Transcribe the records below in full; pictures stay out of the copy.

□ □ □ □ □ □ □

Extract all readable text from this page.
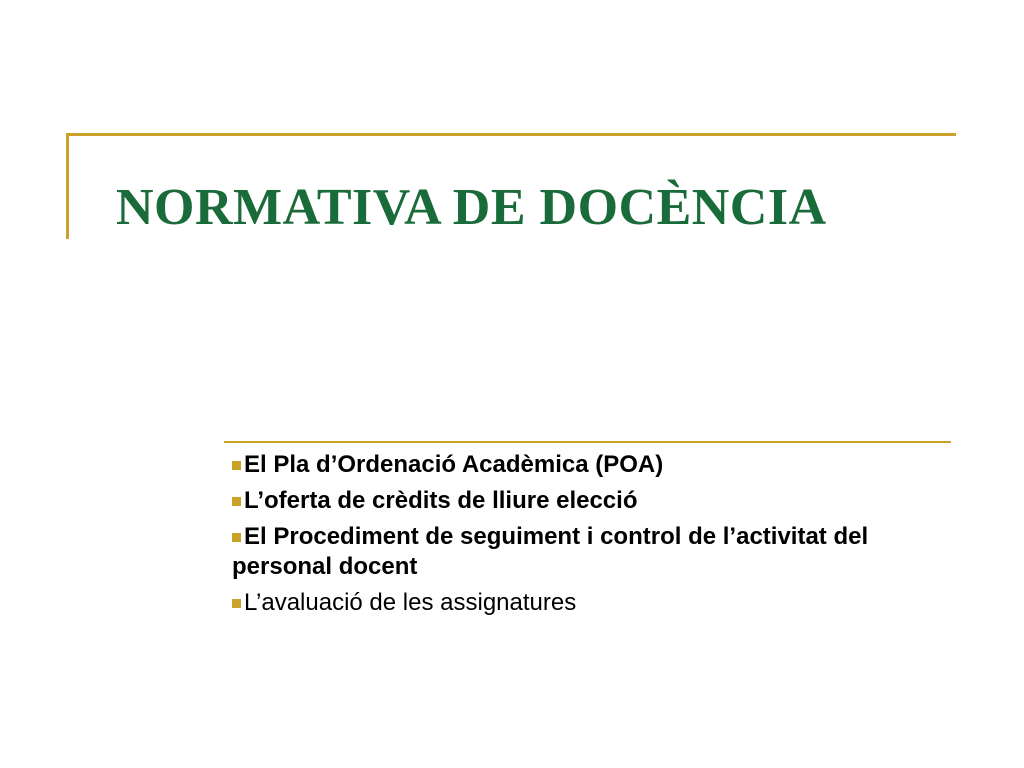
NORMATIVA DE DOCÈNCIA
El Pla d’Ordenació Acadèmica (POA)
L’oferta de crèdits de lliure elecció
El Procediment de seguiment i control de l’activitat del personal docent
L’avaluació de les assignatures
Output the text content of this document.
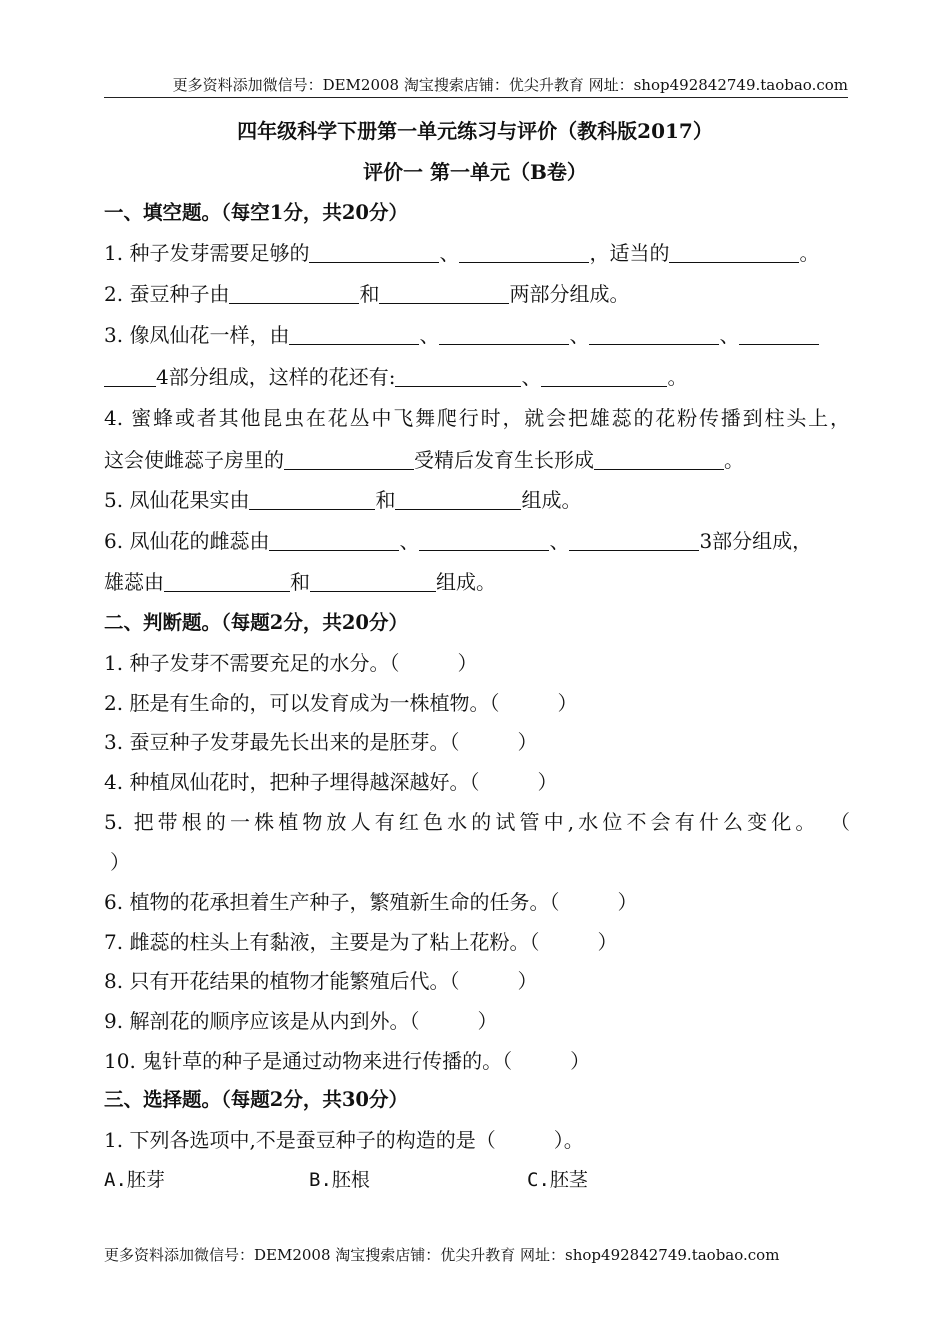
更多资料添加微信号：DEM2008 淘宝搜索店铺：优尖升教育 网址：shop492842749.taobao.com
四年级科学下册第一单元练习与评价（教科版2017）
评价一 第一单元（B卷）
一、填空题。（每空1分，共20分）
1. 种子发芽需要足够的	、	，适当的	。
2. 蚕豆种子由	和	两部分组成。
3. 像凤仙花一样，由	、	、	、
4部分组成，这样的花还有:	、	。
4. 蜜蜂或者其他昆虫在花丛中飞舞爬行时，就会把雄蕊的花粉传播到柱头上，
这会使雌蕊子房里的	受精后发育生长形成	。
5. 凤仙花果实由	和	组成。
6. 凤仙花的雌蕊由	、	、	3部分组成，
雄蕊由	和	组成。
二、判断题。（每题2分，共20分）
1. 种子发芽不需要充足的水分。（	）
2. 胚是有生命的，可以发育成为一株植物。（	）
3. 蚕豆种子发芽最先长出来的是胚芽。（	）
4. 种植凤仙花时，把种子埋得越深越好。（	）
5. 把带根的一株植物放人有红色水的试管中,水位不会有什么变化。 （
）
6. 植物的花承担着生产种子，繁殖新生命的任务。（	）
7. 雌蕊的柱头上有黏液，主要是为了粘上花粉。（	）
8. 只有开花结果的植物才能繁殖后代。（	）
9. 解剖花的顺序应该是从内到外。（	）
10. 鬼针草的种子是通过动物来进行传播的。（	）
三、选择题。（每题2分，共30分）
1. 下列各选项中,不是蚕豆种子的构造的是（	）。
A.胚芽	B.胚根	C.胚茎
更多资料添加微信号：DEM2008 淘宝搜索店铺：优尖升教育 网址：shop492842749.taobao.com
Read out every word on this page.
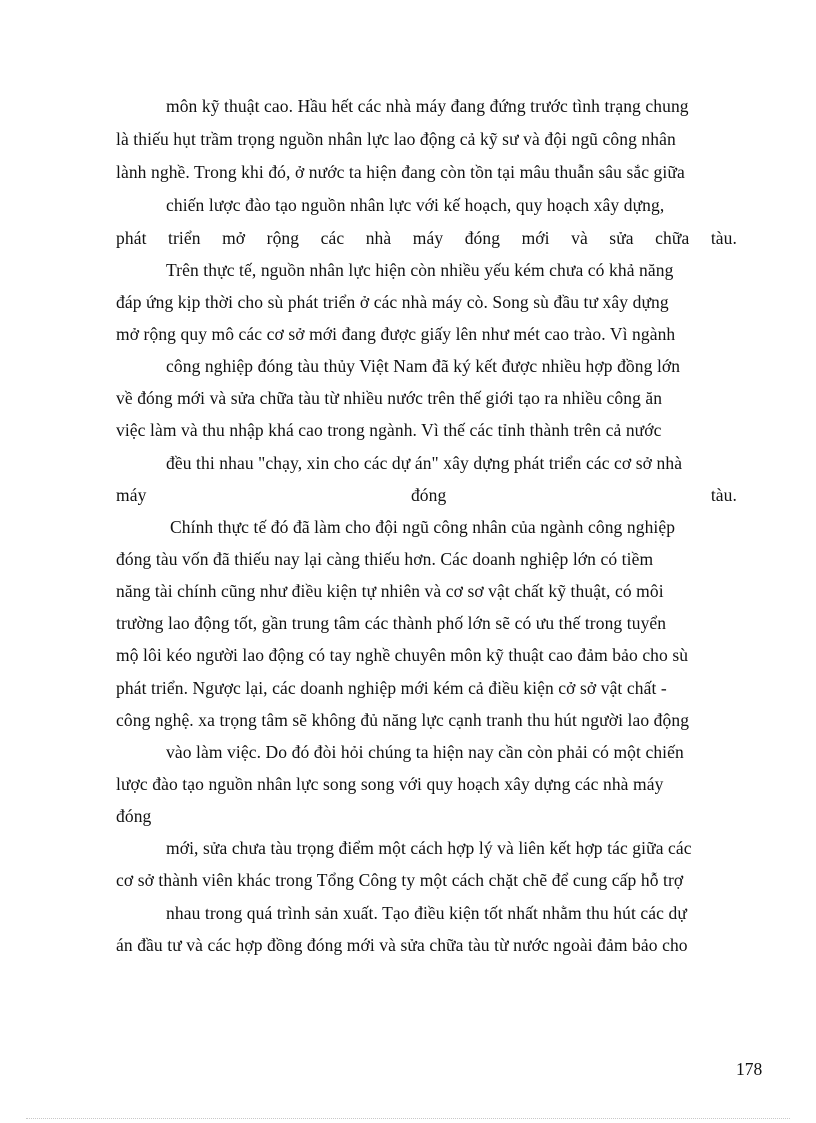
môn kỹ thuật cao. Hầu hết các nhà máy đang đứng trước tình trạng chung
là thiếu hụt trầm trọng nguồn nhân lực lao động cả kỹ sư và đội ngũ công nhân
lành nghề. Trong khi đó, ở nước ta hiện đang còn tồn tại mâu thuẫn sâu sắc giữa
chiến lược đào tạo nguồn nhân lực với kế hoạch, quy hoạch xây dựng,
phát triển mở rộng các nhà máy đóng mới và sửa chữa tàu.
Trên thực tế, nguồn nhân lực hiện còn nhiều yếu kém chưa có khả năng
đáp ứng kịp thời cho sù phát triển ở các nhà máy cò. Song sù đầu tư xây dựng
mở rộng quy mô các cơ sở mới đang được giấy lên như mét cao trào. Vì ngành
công nghiệp đóng tàu thủy Việt Nam đã ký kết được nhiều hợp đồng lớn
về đóng mới và sửa chữa tàu từ nhiều nước trên thế giới tạo ra nhiều công ăn
việc làm và thu nhập khá cao trong ngành. Vì thế các tỉnh thành trên cả nước
đều thi nhau "chạy, xin cho các dự án" xây dựng phát triển các cơ sở nhà
máy	đóng	tàu.
Chính thực tế đó đã làm cho đội ngũ công nhân của ngành công nghiệp
đóng tàu vốn đã thiếu nay lại càng thiếu hơn. Các doanh nghiệp lớn có tiềm
năng tài chính cũng như điều kiện tự nhiên và cơ sơ vật chất kỹ thuật, có môi
trường lao động tốt, gần trung tâm các thành phố lớn sẽ có ưu thế trong tuyển
mộ lôi kéo người lao động có tay nghề chuyên môn kỹ thuật cao đảm bảo cho sù
phát triển. Ngược lại, các doanh nghiệp mới kém cả điều kiện cở sở vật chất -
công nghệ. xa trọng tâm sẽ không đủ năng lực cạnh tranh thu hút người lao động
vào làm việc. Do đó đòi hỏi chúng ta hiện nay cần còn phải có một chiến
lược đào tạo nguồn nhân lực song song với quy hoạch xây dựng các nhà máy
đóng
mới, sửa chưa tàu trọng điểm một cách hợp lý và liên kết hợp tác giữa các
cơ sở thành viên khác trong Tổng Công ty một cách chặt chẽ để cung cấp hỗ trợ
nhau trong quá trình sản xuất. Tạo điều kiện tốt nhất nhằm thu hút các dự
án đầu tư và các hợp đồng đóng mới và sửa chữa tàu từ nước ngoài đảm bảo cho
178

□ □ □ □ □ □ □

**RESPONSE**
Extract all readable text from this page.
NORMATIVA DE DOCÈNCIA
El Pla d’Ordenació Acadèmica (POA)
L’oferta de crèdits de lliure elecció
El Procediment de seguiment i control de l’activitat del personal docent
L’avaluació de les assignatures
Output the text content of this document.
更多资料添加微信号：DEM2008 淘宝搜索店铺：优尖升教育 网址：shop492842749.taobao.com
四年级科学下册第一单元练习与评价（教科版2017）
评价一 第一单元（B卷）
一、填空题。（每空1分，共20分）
1. 种子发芽需要足够的	、	，适当的	。
2. 蚕豆种子由	和	两部分组成。
3. 像凤仙花一样，由	、	、	、
4部分组成，这样的花还有:	、	。
4. 蜜蜂或者其他昆虫在花丛中飞舞爬行时，就会把雄蕊的花粉传播到柱头上，
这会使雌蕊子房里的	受精后发育生长形成	。
5. 凤仙花果实由	和	组成。
6. 凤仙花的雌蕊由	、	、	3部分组成，
雄蕊由	和	组成。
二、判断题。（每题2分，共20分）
1. 种子发芽不需要充足的水分。（	）
2. 胚是有生命的，可以发育成为一株植物。（	）
3. 蚕豆种子发芽最先长出来的是胚芽。（	）
4. 种植凤仙花时，把种子埋得越深越好。（	）
5. 把带根的一株植物放人有红色水的试管中,水位不会有什么变化。 （
）
6. 植物的花承担着生产种子，繁殖新生命的任务。（	）
7. 雌蕊的柱头上有黏液，主要是为了粘上花粉。（	）
8. 只有开花结果的植物才能繁殖后代。（	）
9. 解剖花的顺序应该是从内到外。（	）
10. 鬼针草的种子是通过动物来进行传播的。（	）
三、选择题。（每题2分，共30分）
1. 下列各选项中,不是蚕豆种子的构造的是（	）。
A.胚芽	B.胚根	C.胚茎
更多资料添加微信号：DEM2008 淘宝搜索店铺：优尖升教育 网址：shop492842749.taobao.com
Read out every word on this page.
môn kỹ thuật cao. Hầu hết các nhà máy đang đứng trước tình trạng chung
là thiếu hụt trầm trọng nguồn nhân lực lao động cả kỹ sư và đội ngũ công nhân
lành nghề. Trong khi đó, ở nước ta hiện đang còn tồn tại mâu thuẫn sâu sắc giữa
chiến lược đào tạo nguồn nhân lực với kế hoạch, quy hoạch xây dựng,
phát triển mở rộng các nhà máy đóng mới và sửa chữa tàu.
Trên thực tế, nguồn nhân lực hiện còn nhiều yếu kém chưa có khả năng
đáp ứng kịp thời cho sù phát triển ở các nhà máy cò. Song sù đầu tư xây dựng
mở rộng quy mô các cơ sở mới đang được giấy lên như mét cao trào. Vì ngành
công nghiệp đóng tàu thủy Việt Nam đã ký kết được nhiều hợp đồng lớn
về đóng mới và sửa chữa tàu từ nhiều nước trên thế giới tạo ra nhiều công ăn
việc làm và thu nhập khá cao trong ngành. Vì thế các tỉnh thành trên cả nước
đều thi nhau "chạy, xin cho các dự án" xây dựng phát triển các cơ sở nhà
máy	đóng	tàu.
Chính thực tế đó đã làm cho đội ngũ công nhân của ngành công nghiệp
đóng tàu vốn đã thiếu nay lại càng thiếu hơn. Các doanh nghiệp lớn có tiềm
năng tài chính cũng như điều kiện tự nhiên và cơ sơ vật chất kỹ thuật, có môi
trường lao động tốt, gần trung tâm các thành phố lớn sẽ có ưu thế trong tuyển
mộ lôi kéo người lao động có tay nghề chuyên môn kỹ thuật cao đảm bảo cho sù
phát triển. Ngược lại, các doanh nghiệp mới kém cả điều kiện cở sở vật chất -
công nghệ. xa trọng tâm sẽ không đủ năng lực cạnh tranh thu hút người lao động
vào làm việc. Do đó đòi hỏi chúng ta hiện nay cần còn phải có một chiến
lược đào tạo nguồn nhân lực song song với quy hoạch xây dựng các nhà máy
đóng
mới, sửa chưa tàu trọng điểm một cách hợp lý và liên kết hợp tác giữa các
cơ sở thành viên khác trong Tổng Công ty một cách chặt chẽ để cung cấp hỗ trợ
nhau trong quá trình sản xuất. Tạo điều kiện tốt nhất nhằm thu hút các dự
án đầu tư và các hợp đồng đóng mới và sửa chữa tàu từ nước ngoài đảm bảo cho
178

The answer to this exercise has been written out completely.